◆ GIVEN INSTRUCTION:
Copy each line of the data below with the word "values".

◆ Source data:
--*--

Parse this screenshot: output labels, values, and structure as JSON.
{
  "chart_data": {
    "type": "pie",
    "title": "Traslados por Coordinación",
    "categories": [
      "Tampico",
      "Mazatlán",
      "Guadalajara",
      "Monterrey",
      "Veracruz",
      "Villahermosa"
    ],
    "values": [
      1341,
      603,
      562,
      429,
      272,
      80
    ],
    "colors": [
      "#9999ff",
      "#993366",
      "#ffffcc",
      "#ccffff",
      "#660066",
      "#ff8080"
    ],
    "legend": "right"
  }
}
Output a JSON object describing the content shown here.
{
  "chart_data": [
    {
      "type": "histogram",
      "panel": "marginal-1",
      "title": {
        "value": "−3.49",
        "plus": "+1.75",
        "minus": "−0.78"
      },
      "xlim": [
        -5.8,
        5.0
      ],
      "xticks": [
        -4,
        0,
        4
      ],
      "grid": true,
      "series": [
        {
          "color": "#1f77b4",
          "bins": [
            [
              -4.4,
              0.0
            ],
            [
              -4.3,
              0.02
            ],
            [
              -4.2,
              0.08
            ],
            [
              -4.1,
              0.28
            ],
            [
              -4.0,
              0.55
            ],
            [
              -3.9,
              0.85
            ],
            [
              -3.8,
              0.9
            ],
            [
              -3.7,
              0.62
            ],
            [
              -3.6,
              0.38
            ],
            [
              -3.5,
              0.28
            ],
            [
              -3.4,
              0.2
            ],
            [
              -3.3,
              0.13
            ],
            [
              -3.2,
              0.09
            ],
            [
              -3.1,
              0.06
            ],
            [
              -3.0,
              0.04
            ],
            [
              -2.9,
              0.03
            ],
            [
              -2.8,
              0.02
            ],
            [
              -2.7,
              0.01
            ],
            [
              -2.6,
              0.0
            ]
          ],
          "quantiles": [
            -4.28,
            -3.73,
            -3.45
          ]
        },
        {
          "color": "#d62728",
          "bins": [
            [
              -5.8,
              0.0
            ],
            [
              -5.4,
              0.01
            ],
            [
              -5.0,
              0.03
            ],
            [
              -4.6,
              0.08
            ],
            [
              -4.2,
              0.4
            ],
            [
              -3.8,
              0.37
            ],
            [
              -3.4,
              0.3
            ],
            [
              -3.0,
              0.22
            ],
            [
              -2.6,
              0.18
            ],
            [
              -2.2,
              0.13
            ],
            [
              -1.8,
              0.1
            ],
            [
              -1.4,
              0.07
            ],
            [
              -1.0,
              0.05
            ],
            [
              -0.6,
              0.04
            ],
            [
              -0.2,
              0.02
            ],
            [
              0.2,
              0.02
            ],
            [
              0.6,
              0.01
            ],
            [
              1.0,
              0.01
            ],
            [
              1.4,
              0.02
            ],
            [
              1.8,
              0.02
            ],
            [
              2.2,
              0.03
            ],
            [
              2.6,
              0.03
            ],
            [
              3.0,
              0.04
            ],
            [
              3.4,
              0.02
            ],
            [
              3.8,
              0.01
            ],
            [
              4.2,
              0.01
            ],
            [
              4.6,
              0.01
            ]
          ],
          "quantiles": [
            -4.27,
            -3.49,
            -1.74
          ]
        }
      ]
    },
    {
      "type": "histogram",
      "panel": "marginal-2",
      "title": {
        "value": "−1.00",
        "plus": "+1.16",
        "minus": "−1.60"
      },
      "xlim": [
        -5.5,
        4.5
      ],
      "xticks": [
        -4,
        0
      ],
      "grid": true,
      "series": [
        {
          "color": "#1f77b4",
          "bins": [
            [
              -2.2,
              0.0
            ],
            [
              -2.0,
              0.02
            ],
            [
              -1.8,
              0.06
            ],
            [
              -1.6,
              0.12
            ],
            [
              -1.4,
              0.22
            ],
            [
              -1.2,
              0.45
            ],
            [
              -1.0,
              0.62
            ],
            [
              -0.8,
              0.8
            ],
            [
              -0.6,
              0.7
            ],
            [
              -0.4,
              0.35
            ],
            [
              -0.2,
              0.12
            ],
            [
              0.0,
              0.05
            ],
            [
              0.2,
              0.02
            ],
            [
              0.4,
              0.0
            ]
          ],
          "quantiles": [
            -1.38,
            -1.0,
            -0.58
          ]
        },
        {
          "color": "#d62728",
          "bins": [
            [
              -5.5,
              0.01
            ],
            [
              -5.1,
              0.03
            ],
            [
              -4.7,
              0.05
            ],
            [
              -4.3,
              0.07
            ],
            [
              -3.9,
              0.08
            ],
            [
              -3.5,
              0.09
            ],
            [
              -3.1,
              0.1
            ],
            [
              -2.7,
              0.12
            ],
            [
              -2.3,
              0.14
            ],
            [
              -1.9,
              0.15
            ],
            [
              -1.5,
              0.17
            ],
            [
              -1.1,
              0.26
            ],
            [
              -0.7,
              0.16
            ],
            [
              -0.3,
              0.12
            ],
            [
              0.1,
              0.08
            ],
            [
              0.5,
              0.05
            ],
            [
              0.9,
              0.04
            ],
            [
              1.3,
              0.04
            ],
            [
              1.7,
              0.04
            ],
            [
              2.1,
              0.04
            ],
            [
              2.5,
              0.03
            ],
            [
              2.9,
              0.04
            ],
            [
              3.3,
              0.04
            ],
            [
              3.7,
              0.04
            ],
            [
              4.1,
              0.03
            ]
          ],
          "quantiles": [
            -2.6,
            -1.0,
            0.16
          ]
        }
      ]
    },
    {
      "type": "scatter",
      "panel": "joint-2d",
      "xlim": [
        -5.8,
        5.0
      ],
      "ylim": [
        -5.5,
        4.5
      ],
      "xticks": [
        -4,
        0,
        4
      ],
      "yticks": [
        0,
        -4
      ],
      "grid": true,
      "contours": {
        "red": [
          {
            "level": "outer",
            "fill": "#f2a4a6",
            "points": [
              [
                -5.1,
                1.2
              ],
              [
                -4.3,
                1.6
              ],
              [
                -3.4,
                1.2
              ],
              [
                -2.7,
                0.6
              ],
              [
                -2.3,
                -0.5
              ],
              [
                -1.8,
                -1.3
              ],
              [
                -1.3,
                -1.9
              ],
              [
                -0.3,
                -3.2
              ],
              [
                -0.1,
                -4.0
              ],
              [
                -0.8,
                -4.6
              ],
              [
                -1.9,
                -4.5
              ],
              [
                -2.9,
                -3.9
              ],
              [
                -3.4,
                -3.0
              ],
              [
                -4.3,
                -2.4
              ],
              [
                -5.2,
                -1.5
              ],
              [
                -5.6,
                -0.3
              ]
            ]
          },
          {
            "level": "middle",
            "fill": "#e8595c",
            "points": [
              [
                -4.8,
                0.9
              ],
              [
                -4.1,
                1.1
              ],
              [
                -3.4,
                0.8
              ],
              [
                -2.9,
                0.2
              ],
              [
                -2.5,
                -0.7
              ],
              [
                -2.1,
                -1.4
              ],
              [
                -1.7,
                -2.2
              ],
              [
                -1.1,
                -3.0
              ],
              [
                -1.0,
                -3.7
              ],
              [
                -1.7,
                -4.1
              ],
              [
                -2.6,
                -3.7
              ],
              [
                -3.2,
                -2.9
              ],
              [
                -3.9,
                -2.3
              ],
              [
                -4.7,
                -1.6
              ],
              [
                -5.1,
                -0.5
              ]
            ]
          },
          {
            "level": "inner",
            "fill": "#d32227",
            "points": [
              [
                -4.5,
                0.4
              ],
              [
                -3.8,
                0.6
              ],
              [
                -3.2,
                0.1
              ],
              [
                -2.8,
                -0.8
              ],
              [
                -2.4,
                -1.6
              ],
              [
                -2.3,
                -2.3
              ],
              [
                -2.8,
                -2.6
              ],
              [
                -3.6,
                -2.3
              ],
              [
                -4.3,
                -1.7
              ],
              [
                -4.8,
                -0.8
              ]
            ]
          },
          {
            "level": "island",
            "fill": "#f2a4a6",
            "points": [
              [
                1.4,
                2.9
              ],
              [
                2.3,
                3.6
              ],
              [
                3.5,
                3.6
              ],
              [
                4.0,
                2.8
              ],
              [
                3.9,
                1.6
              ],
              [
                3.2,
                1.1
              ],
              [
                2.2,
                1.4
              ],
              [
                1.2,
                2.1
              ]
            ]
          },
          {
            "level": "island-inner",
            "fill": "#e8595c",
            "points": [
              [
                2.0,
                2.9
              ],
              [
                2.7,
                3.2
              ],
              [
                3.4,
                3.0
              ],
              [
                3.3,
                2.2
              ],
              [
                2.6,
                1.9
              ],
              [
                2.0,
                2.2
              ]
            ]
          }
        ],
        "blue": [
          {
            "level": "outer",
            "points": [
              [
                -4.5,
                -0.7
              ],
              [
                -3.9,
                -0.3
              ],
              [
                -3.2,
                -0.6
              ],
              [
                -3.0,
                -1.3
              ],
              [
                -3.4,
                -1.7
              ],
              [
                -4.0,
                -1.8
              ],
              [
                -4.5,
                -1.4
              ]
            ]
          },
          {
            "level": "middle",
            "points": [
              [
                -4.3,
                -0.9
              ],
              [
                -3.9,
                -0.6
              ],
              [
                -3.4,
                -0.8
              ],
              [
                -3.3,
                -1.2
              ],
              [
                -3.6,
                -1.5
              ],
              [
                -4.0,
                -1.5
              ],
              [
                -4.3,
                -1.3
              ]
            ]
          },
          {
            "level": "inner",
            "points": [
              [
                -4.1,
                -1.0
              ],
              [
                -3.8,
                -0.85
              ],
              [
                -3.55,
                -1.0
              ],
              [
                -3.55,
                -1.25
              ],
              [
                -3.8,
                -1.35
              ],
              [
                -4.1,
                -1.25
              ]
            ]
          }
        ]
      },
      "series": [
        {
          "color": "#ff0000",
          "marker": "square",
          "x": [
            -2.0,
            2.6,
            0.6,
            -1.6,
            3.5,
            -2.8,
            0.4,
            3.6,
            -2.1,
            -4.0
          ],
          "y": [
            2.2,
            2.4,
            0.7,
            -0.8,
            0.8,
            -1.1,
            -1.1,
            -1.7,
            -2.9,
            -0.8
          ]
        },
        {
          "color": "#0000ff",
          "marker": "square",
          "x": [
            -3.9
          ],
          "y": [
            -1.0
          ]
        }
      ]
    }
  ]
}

--*--

◆ SOLUTION FOR THIS EXERCISE:
Parse this screenshot: output labels, values, and structure as JSON.
    "values": [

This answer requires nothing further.